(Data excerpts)
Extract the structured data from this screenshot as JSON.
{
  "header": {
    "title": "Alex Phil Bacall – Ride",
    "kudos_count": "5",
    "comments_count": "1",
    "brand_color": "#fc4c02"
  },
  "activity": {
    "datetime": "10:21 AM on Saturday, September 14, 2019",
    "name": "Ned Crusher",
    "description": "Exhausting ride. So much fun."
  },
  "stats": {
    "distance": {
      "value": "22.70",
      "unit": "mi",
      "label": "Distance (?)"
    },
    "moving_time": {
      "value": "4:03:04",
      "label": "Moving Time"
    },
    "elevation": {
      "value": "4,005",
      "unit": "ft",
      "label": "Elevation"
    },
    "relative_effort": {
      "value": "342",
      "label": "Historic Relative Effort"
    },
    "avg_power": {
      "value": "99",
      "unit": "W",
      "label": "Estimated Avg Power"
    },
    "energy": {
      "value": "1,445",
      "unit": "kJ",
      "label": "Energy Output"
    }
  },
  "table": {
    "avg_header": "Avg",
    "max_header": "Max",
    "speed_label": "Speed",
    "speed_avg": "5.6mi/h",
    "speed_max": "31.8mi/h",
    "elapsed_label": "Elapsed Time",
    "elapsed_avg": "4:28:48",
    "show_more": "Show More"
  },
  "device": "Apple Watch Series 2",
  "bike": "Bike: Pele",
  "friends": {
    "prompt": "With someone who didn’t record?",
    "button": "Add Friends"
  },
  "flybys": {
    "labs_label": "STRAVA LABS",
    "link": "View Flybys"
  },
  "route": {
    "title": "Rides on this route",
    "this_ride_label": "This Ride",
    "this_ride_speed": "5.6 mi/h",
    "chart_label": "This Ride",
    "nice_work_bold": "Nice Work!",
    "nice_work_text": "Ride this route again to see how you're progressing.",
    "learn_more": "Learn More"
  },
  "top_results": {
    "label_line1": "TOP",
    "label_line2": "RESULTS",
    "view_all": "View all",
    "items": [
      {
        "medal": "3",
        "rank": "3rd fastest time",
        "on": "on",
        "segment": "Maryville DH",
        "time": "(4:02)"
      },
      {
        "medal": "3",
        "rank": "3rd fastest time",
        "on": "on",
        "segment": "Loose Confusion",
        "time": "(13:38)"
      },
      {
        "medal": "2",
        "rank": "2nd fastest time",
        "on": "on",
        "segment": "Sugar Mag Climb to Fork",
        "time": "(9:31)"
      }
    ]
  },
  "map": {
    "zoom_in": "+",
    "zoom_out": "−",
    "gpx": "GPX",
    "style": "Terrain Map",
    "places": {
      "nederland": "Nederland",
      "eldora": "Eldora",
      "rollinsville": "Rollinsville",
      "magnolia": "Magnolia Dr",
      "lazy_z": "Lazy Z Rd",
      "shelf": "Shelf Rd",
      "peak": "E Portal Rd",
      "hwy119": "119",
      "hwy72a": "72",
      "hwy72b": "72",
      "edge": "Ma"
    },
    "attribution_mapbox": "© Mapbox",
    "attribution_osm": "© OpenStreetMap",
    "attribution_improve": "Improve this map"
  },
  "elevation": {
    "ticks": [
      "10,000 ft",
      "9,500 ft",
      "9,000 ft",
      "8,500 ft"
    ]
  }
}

* **WRITTEN TASK**
Return the entries in full, keeping every line exactly as it is.

* **WRITTEN SOLUTION**
Extract the structured data from this screenshot as JSON.
{
  "header": {
    "title": "Alex Phil Bacall – Ride",
    "kudos_count": "5",
    "comments_count": "1",
    "brand_color": "#fc4c02"
  },
  "activity": {
    "datetime": "10:21 AM on Saturday, September 14, 2019",
    "name": "Ned Crusher",
    "description": "Exhausting ride. So much fun."
  },
  "stats": {
    "distance": {
      "value": "22.70",
      "unit": "mi",
      "label": "Distance (?)"
    },
    "moving_time": {
      "value": "4:03:04",
      "label": "Moving Time"
    },
    "elevation": {
      "value": "4,005",
      "unit": "ft",
      "label": "Elevation"
    },
    "relative_effort": {
      "value": "342",
      "label": "Historic Relative Effort"
    },
    "avg_power": {
      "value": "99",
      "unit": "W",
      "label": "Estimated Avg Power"
    },
    "energy": {
      "value": "1,445",
      "unit": "kJ",
      "label": "Energy Output"
    }
  },
  "table": {
    "avg_header": "Avg",
    "max_header": "Max",
    "speed_label": "Speed",
    "speed_avg": "5.6mi/h",
    "speed_max": "31.8mi/h",
    "elapsed_label": "Elapsed Time",
    "elapsed_avg": "4:28:48",
    "show_more": "Show More"
  },
  "device": "Apple Watch Series 2",
  "bike": "Bike: Pele",
  "friends": {
    "prompt": "With someone who didn’t record?",
    "button": "Add Friends"
  },
  "flybys": {
    "labs_label": "STRAVA LABS",
    "link": "View Flybys"
  },
  "route": {
    "title": "Rides on this route",
    "this_ride_label": "This Ride",
    "this_ride_speed": "5.6 mi/h",
    "chart_label": "This Ride",
    "nice_work_bold": "Nice Work!",
    "nice_work_text": "Ride this route again to see how you're progressing.",
    "learn_more": "Learn More"
  },
  "top_results": {
    "label_line1": "TOP",
    "label_line2": "RESULTS",
    "view_all": "View all",
    "items": [
      {
        "medal": "3",
        "rank": "3rd fastest time",
        "on": "on",
        "segment": "Maryville DH",
        "time": "(4:02)"
      },
      {
        "medal": "3",
        "rank": "3rd fastest time",
        "on": "on",
        "segment": "Loose Confusion",
        "time": "(13:38)"
      },
      {
        "medal": "2",
        "rank": "2nd fastest time",
        "on": "on",
        "segment": "Sugar Mag Climb to Fork",
        "time": "(9:31)"
      }
    ]
  },
  "map": {
    "zoom_in": "+",
    "zoom_out": "−",
    "gpx": "GPX",
    "style": "Terrain Map",
    "places": {
      "nederland": "Nederland",
      "eldora": "Eldora",
      "rollinsville": "Rollinsville",
      "magnolia": "Magnolia Dr",
      "lazy_z": "Lazy Z Rd",
      "shelf": "Shelf Rd",
      "peak": "E Portal Rd",
      "hwy119": "119",
      "hwy72a": "72",
      "hwy72b": "72",
      "edge": "Ma"
    },
    "attribution_mapbox": "© Mapbox",
    "attribution_osm": "© OpenStreetMap",
    "attribution_improve": "Improve this map"
  },
  "elevation": {
    "ticks": [
      "10,000 ft",
      "9,500 ft",
      "9,000 ft",
      "8,500 ft"
    ]
  }
}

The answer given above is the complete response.